__Task objective__.
In the listing that follows, count each line where the word "红星照耀中国" appears; write nothing but the count.

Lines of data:
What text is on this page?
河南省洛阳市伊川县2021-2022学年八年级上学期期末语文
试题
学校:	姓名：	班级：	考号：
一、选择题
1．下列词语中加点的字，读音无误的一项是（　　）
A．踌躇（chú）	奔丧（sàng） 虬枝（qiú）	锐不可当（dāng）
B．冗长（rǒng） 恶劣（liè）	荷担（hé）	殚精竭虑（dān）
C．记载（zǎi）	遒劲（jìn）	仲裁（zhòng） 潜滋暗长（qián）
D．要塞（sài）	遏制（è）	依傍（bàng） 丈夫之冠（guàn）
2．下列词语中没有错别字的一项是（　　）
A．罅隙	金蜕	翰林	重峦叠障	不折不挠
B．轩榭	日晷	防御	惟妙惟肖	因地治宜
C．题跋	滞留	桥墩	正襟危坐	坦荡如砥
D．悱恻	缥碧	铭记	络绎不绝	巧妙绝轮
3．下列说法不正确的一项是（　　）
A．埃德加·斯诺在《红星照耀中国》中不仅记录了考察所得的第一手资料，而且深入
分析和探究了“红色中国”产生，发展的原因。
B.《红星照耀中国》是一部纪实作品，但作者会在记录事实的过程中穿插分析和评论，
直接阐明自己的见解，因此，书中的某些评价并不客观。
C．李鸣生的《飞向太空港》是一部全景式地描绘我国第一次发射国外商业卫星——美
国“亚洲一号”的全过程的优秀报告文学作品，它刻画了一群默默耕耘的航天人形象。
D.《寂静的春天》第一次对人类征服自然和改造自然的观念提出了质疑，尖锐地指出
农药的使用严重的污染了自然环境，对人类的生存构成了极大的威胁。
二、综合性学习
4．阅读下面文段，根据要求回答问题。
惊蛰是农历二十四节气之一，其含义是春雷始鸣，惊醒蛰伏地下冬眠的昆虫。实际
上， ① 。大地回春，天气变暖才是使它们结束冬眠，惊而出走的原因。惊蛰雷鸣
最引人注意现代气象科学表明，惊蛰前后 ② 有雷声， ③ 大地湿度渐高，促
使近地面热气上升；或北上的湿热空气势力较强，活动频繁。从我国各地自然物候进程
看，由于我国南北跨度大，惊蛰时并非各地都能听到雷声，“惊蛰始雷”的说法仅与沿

__Full output__.
2